Die totale Sonnenfinsternis am 11.8.1999

Rainer Haas



9.8.99: Die Vorbereitungen

Die letzten Vorbereitungen für die Sonnenfinsternis werden getroffen. Wir werden uns einen Caravan mieten und in das Gebiet der Zentrallinie fahren, um dort dieses Ereignis zu erleben. „Wir" sind Hans, unserer Fahrer, Silke, Norbert und ich. Ich bin als Hobbyastronom für die astronomische Reiseplanung zuständig. Diese besteht im wesentlichen aus zwei Teilen, einem leichten und einem, der mir langsam graue Haare wachsen läßt.

Die in den letzten Tagen verstärkt aufkommende Bezeichnung „SoFi" werde ich in diesem Bericht nicht gebrauchen, da er mir aufgrund des bewegenden Ereignisses äußerst unangebracht erscheint.

Zunächst der leichte Teil: die Ausrüstung; aus verschiedenen Speichern und Kartons werden angestaubte Utensilien geholt, die eventuell nützlich sein könnten: die Fotoausrüstung, ein 50 mm-Refraktor, ein zum Teleskop umgebautes 67 mm-Teleobjektiv, Stativ, eine Sonnenfinsternis-Brille, Luxmeter, Kompaß, Timer, drei Feldstecher (20 x 60; 10 x 50, 6 x 30). Die Ausrüstung wird überprüft. Der Winder hat die Lagerzeit nicht überstanden, sonst ist alles in Ordnung.

Nun zum eigentlichen Problem: ich muß den „richtigen" Platz auswählen, von dem aus wir die Sonnenfinsternis in vollem Umfang erleben können. Bis vor ca. einer Woche wäre dies noch kein Problem gewesen, aber das wechselhafte Wetter der letzten Tage macht die Entscheidung schwierig.

◆ **Aufgabe**: Schreib aus dem Bericht über die totale Sonnenfinsternis den Abschnitt von „Die in den letzten“ bis einschließlich „alles in Ordnung.“ wortwörtlich ab. Die Zeilen werden hier nicht gebraucht.

Gespeicherte Datensatzeinträge
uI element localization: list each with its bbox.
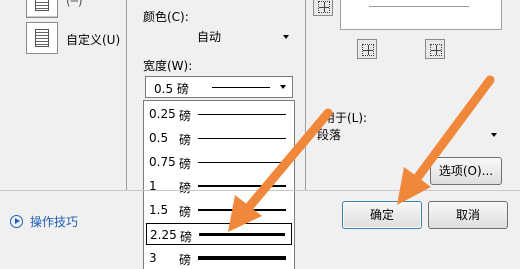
apply-to-combo[interactable]: 段落 [313, 124, 503, 146]
chevron-down-icon [280, 85, 286, 89]
border-bottom-left-button[interactable] [357, 39, 377, 59]
width-sample-line [212, 87, 270, 88]
custom-setting-icon[interactable] [26, 22, 58, 54]
width-option[interactable]: 3 磅 [146, 247, 292, 269]
ok-button[interactable]: 确定 [342, 201, 422, 229]
width-value: 0.5 磅 [154, 82, 189, 96]
annotation-arrow-head-2 [397, 167, 431, 205]
tips-link[interactable]: 操作技巧 [30, 213, 78, 230]
preview-pane [340, 0, 502, 30]
play-icon[interactable] [10, 215, 23, 228]
setting-preview-top-icon[interactable] [26, 0, 58, 18]
width-label: 宽度(W): [143, 59, 193, 73]
width-option[interactable]: 0.25 磅 [146, 103, 292, 125]
apply-to-value: 段落 [317, 128, 342, 142]
width-dropdown-list[interactable]: 0.25 磅 0.5 磅 0.75 磅 1 磅 1.5 磅 2.25 磅 3 磅 [143, 100, 295, 269]
left-divider [126, 0, 127, 190]
chevron-down-icon [491, 133, 497, 137]
width-option[interactable]: 1.5 磅 [146, 199, 292, 221]
setting-top-label-partial: (─) [66, 0, 83, 8]
chevron-down-icon [283, 35, 289, 39]
border-left-button[interactable] [313, 0, 333, 16]
border-bottom-right-button[interactable] [425, 39, 445, 59]
width-option[interactable]: 0.5 磅 [146, 127, 292, 149]
width-option-selected[interactable]: 2.25 磅 [146, 223, 292, 245]
width-option[interactable]: 1 磅 [146, 175, 292, 197]
width-combo[interactable]: 0.5 磅 [145, 76, 293, 98]
color-combo[interactable]: 自动 [143, 26, 295, 48]
cancel-button[interactable]: 取消 [428, 201, 508, 229]
options-button[interactable]: 选项(O)... [430, 157, 502, 185]
color-label: 颜色(C): [143, 10, 189, 24]
bottom-divider [0, 190, 520, 191]
middle-divider [305, 0, 306, 190]
width-option[interactable]: 0.75 磅 [146, 151, 292, 173]
color-value: 自动 [196, 30, 221, 44]
custom-setting-label[interactable]: 自定义(U) [66, 31, 120, 48]
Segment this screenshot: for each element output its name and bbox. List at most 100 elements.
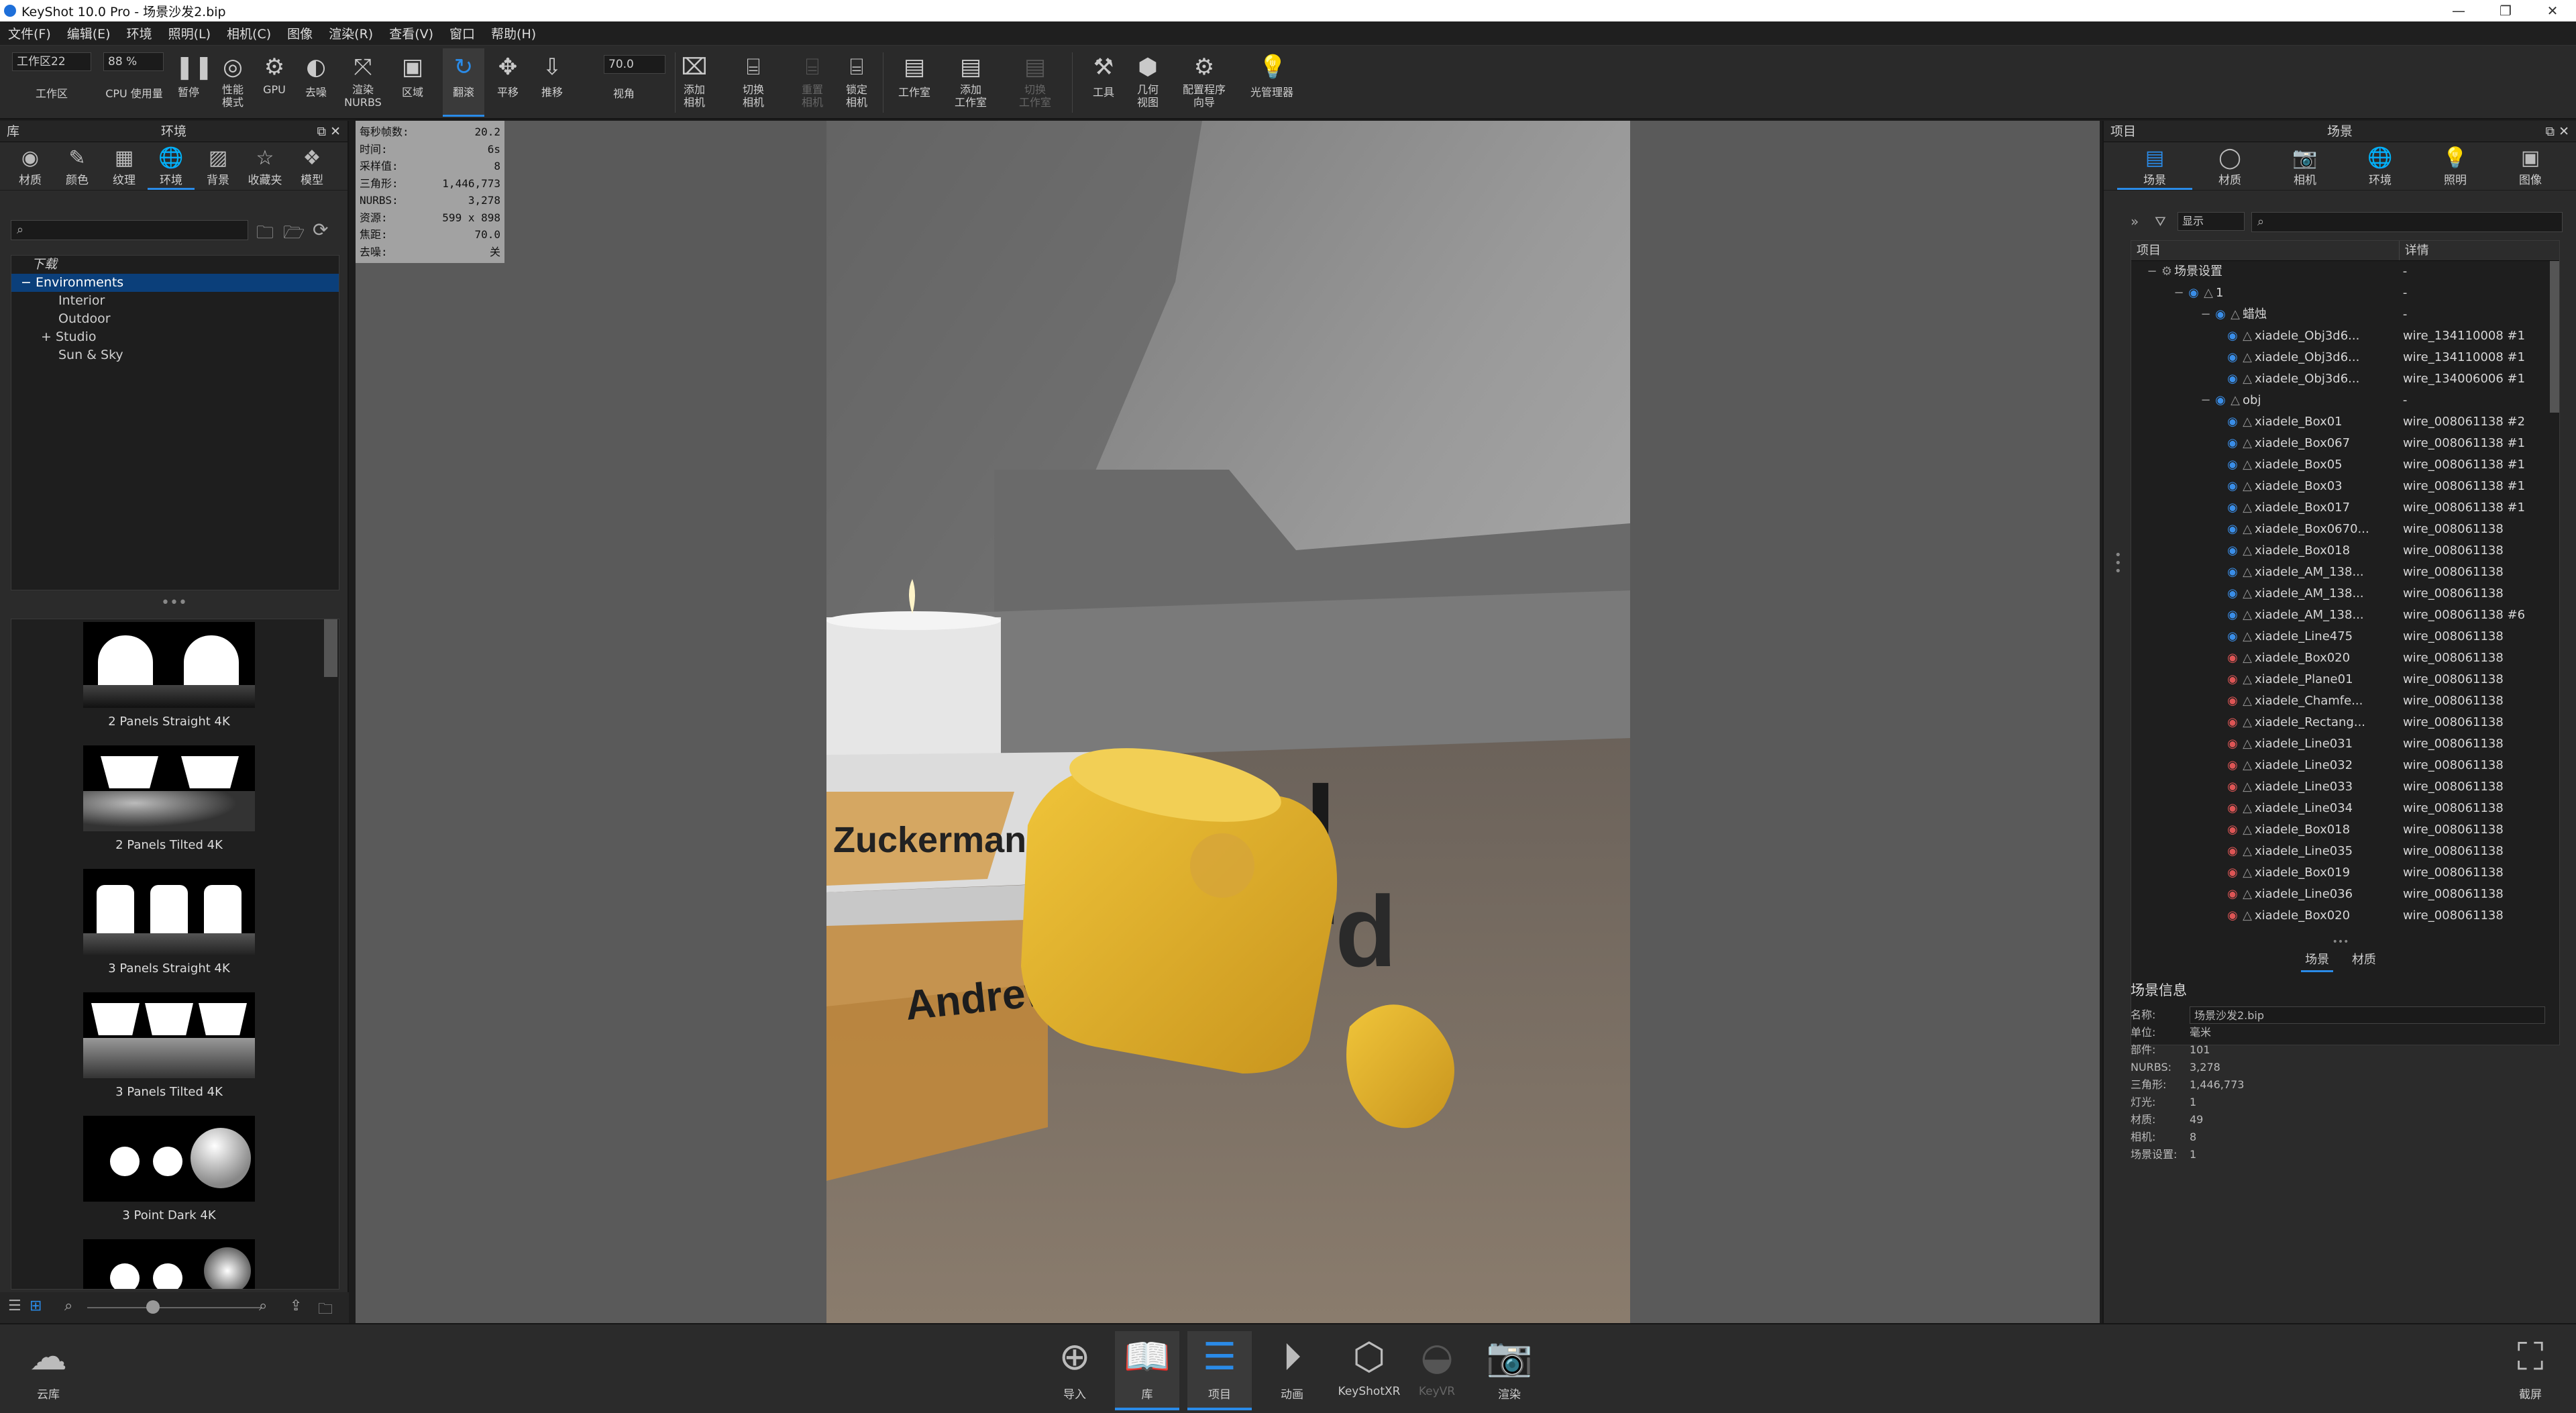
region-button[interactable]: ▣ 区域 [392, 48, 433, 117]
folder-icon[interactable]: 🗀 [256, 220, 274, 250]
visibility-eye-icon[interactable]: ◉ [2225, 626, 2240, 647]
pause-button[interactable]: ❚❚ 暂停 [168, 48, 213, 117]
scene-tree-row[interactable]: ◉ △ xiadele_Chamfe... wire_008061138 [2131, 690, 2559, 712]
collapse-icon[interactable]: − [2171, 282, 2186, 304]
visibility-eye-icon[interactable]: ◉ [2225, 884, 2240, 905]
visibility-eye-icon[interactable]: ◉ [2225, 540, 2240, 562]
scene-tree-row[interactable]: ◉ △ xiadele_Box019 wire_008061138 [2131, 862, 2559, 884]
tab-image[interactable]: ▣ 图像 [2493, 142, 2568, 190]
scene-tree-row[interactable]: ◉ △ xiadele_Box020 wire_008061138 [2131, 647, 2559, 669]
tumble-button[interactable]: ↻ 翻滚 [443, 48, 484, 117]
visibility-eye-icon[interactable]: ◉ [2225, 798, 2240, 819]
display-dropdown[interactable]: 显示 [2178, 212, 2245, 231]
visibility-eye-icon[interactable]: ◉ [2225, 562, 2240, 583]
menu-render[interactable]: 渲染(R) [329, 24, 373, 42]
tree-item-sun-sky[interactable]: Sun & Sky [11, 346, 339, 364]
scene-tree-row[interactable]: ◉ △ xiadele_Box018 wire_008061138 [2131, 819, 2559, 841]
reset-camera-button[interactable]: ⌸ 重置 相机 [792, 48, 833, 117]
field-of-view-input[interactable]: 70.0 [604, 55, 665, 74]
subtab-material[interactable]: 材质 [2348, 947, 2380, 970]
dolly-button[interactable]: ⇩ 推移 [531, 48, 573, 117]
tab-environment[interactable]: 🌐 环境 [2343, 142, 2418, 190]
visibility-eye-icon[interactable]: ◉ [2225, 325, 2240, 347]
visibility-eye-icon[interactable]: ◉ [2225, 497, 2240, 519]
slider-handle[interactable] [146, 1300, 160, 1314]
scene-tree-row[interactable]: ◉ △ xiadele_Line031 wire_008061138 [2131, 733, 2559, 755]
upload-icon[interactable]: ⇪ [290, 1298, 302, 1314]
tab-colors[interactable]: ✎ 颜色 [54, 142, 101, 190]
keyvr-button[interactable]: ◒ KeyVR [1405, 1331, 1469, 1410]
add-studio-button[interactable]: ▤ 添加 工作室 [950, 48, 991, 117]
import-button[interactable]: ⊕ 导入 [1042, 1331, 1107, 1410]
tab-scene[interactable]: ▤ 场景 [2117, 142, 2192, 190]
collapse-icon[interactable]: − [2145, 261, 2159, 282]
visibility-eye-icon[interactable]: ◉ [2225, 605, 2240, 626]
scene-tree-row[interactable]: ◉ △ xiadele_Line036 wire_008061138 [2131, 884, 2559, 905]
minimize-button[interactable]: — [2435, 0, 2482, 21]
light-manager-button[interactable]: 💡 光管理器 [1244, 48, 1300, 117]
tab-textures[interactable]: ▦ 纹理 [101, 142, 148, 190]
pan-button[interactable]: ✥ 平移 [487, 48, 529, 117]
scene-tree-row[interactable]: ◉ △ xiadele_Obj3d6... wire_134110008 #1 [2131, 325, 2559, 347]
scene-tree-row[interactable]: ◉ △ xiadele_Line032 wire_008061138 [2131, 755, 2559, 776]
menu-help[interactable]: 帮助(H) [491, 24, 536, 42]
env-thumb-2-panels-tilted[interactable]: 2 Panels Tilted 4K [11, 745, 327, 852]
scene-name-field[interactable]: 场景沙发2.bip [2190, 1006, 2545, 1024]
side-handle[interactable]: • • • [2114, 550, 2122, 578]
visibility-eye-icon[interactable]: ◉ [2225, 647, 2240, 669]
visibility-eye-icon[interactable]: ◉ [2225, 368, 2240, 390]
collapse-icon[interactable]: − [2198, 304, 2213, 325]
scene-tree-row[interactable]: ◉ △ xiadele_Line035 wire_008061138 [2131, 841, 2559, 862]
add-folder-icon[interactable]: 🗁 [283, 220, 305, 250]
grid-view-icon[interactable]: ⊞ [30, 1298, 42, 1314]
filter-icon[interactable]: ⛛ [2155, 213, 2166, 229]
visibility-eye-icon[interactable]: ◉ [2225, 690, 2240, 712]
visibility-eye-icon[interactable]: ◉ [2225, 819, 2240, 841]
expand-icon[interactable]: + [41, 329, 52, 344]
geometry-view-button[interactable]: ⬢ 几何 视图 [1127, 48, 1169, 117]
scene-tree-row[interactable]: ◉ △ xiadele_Box05 wire_008061138 #1 [2131, 454, 2559, 476]
library-search-input[interactable]: ⌕ [11, 220, 248, 240]
scene-tree-row[interactable]: ◉ △ xiadele_Box03 wire_008061138 #1 [2131, 476, 2559, 497]
scene-tree-row[interactable]: ◉ △ xiadele_Rectang... wire_008061138 [2131, 712, 2559, 733]
scene-tree-row[interactable]: ◉ △ xiadele_AM_138... wire_008061138 #6 [2131, 605, 2559, 626]
scene-tree-row[interactable]: ◉ △ xiadele_Line033 wire_008061138 [2131, 776, 2559, 798]
visibility-eye-icon[interactable]: ◉ [2225, 669, 2240, 690]
render-viewport[interactable]: Zuckerman Bird Andrew rd [356, 121, 2100, 1323]
env-thumb-3-panels-tilted[interactable]: 3 Panels Tilted 4K [11, 992, 327, 1099]
visibility-eye-icon[interactable]: ◉ [2225, 755, 2240, 776]
tab-lighting[interactable]: 💡 照明 [2418, 142, 2493, 190]
cpu-usage-select[interactable]: 88 % [103, 52, 164, 71]
column-detail[interactable]: 详情 [2398, 241, 2559, 260]
scene-tree-row[interactable]: ◉ △ xiadele_Box017 wire_008061138 #1 [2131, 497, 2559, 519]
denoise-button[interactable]: ◐ 去噪 [295, 48, 337, 117]
tree-item-environments[interactable]: − Environments [11, 274, 339, 292]
animation-button[interactable]: ⏵ 动画 [1260, 1331, 1324, 1410]
zoom-out-icon[interactable]: ⌕ [64, 1298, 72, 1314]
switch-camera-button[interactable]: ⌸ 切换 相机 [733, 48, 774, 117]
workspace-select[interactable]: 工作区22 [12, 52, 91, 71]
visibility-eye-icon[interactable]: ◉ [2225, 433, 2240, 454]
visibility-eye-icon[interactable]: ◉ [2225, 862, 2240, 884]
visibility-eye-icon[interactable]: ◉ [2225, 841, 2240, 862]
gpu-button[interactable]: ⚙ GPU [254, 48, 295, 117]
lock-camera-button[interactable]: ⌸ 锁定 相机 [836, 48, 877, 117]
visibility-eye-icon[interactable]: ◉ [2225, 905, 2240, 927]
env-thumb-2-panels-straight[interactable]: 2 Panels Straight 4K [11, 622, 327, 729]
screenshot-button[interactable]: ⛶ 截屏 [2498, 1331, 2563, 1410]
folder-icon[interactable]: 🗀 [318, 1298, 333, 1323]
visibility-eye-icon[interactable]: ◉ [2225, 519, 2240, 540]
list-view-icon[interactable]: ☰ [8, 1298, 21, 1314]
scene-search-input[interactable]: ⌕ [2251, 212, 2563, 232]
switch-studio-button[interactable]: ▤ 切换 工作室 [1014, 48, 1056, 117]
menu-window[interactable]: 窗口 [449, 24, 475, 42]
render-button[interactable]: 📷 渲染 [1477, 1331, 1542, 1410]
tab-models[interactable]: ❖ 模型 [288, 142, 335, 190]
tree-item-studio[interactable]: + Studio [11, 328, 339, 346]
tab-materials[interactable]: ◉ 材质 [7, 142, 54, 190]
scene-tree-row[interactable]: ◉ △ xiadele_Box018 wire_008061138 [2131, 540, 2559, 562]
add-camera-button[interactable]: ⌧ 添加 相机 [674, 48, 715, 117]
scene-tree-row[interactable]: ◉ △ xiadele_Box01 wire_008061138 #2 [2131, 411, 2559, 433]
scene-tree-row[interactable]: ◉ △ xiadele_Box067 wire_008061138 #1 [2131, 433, 2559, 454]
visibility-eye-icon[interactable]: ◉ [2225, 583, 2240, 605]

◆ **Lösung**:
Die in den letzten Tagen verstärkt aufkommende Bezeichnung „SoFi" werde ich in diesem Bericht nicht gebrauchen, da er mir aufgrund des bewegenden Ereignisses äußerst unangebracht erscheint.

Zunächst der leichte Teil: die Ausrüstung; aus verschiedenen Speichern und Kartons werden angestaubte Utensilien geholt, die eventuell nützlich sein könnten: die Fotoausrüstung, ein 50 mm-Refraktor, ein zum Teleskop umgebautes 67 mm-Teleobjektiv, Stativ, eine Sonnenfinsternis-Brille, Luxmeter, Kompaß, Timer, drei Feldstecher (20 x 60; 10 x 50, 6 x 30). Die Ausrüstung wird überprüft. Der Winder hat die Lagerzeit nicht überstanden, sonst ist alles in Ordnung.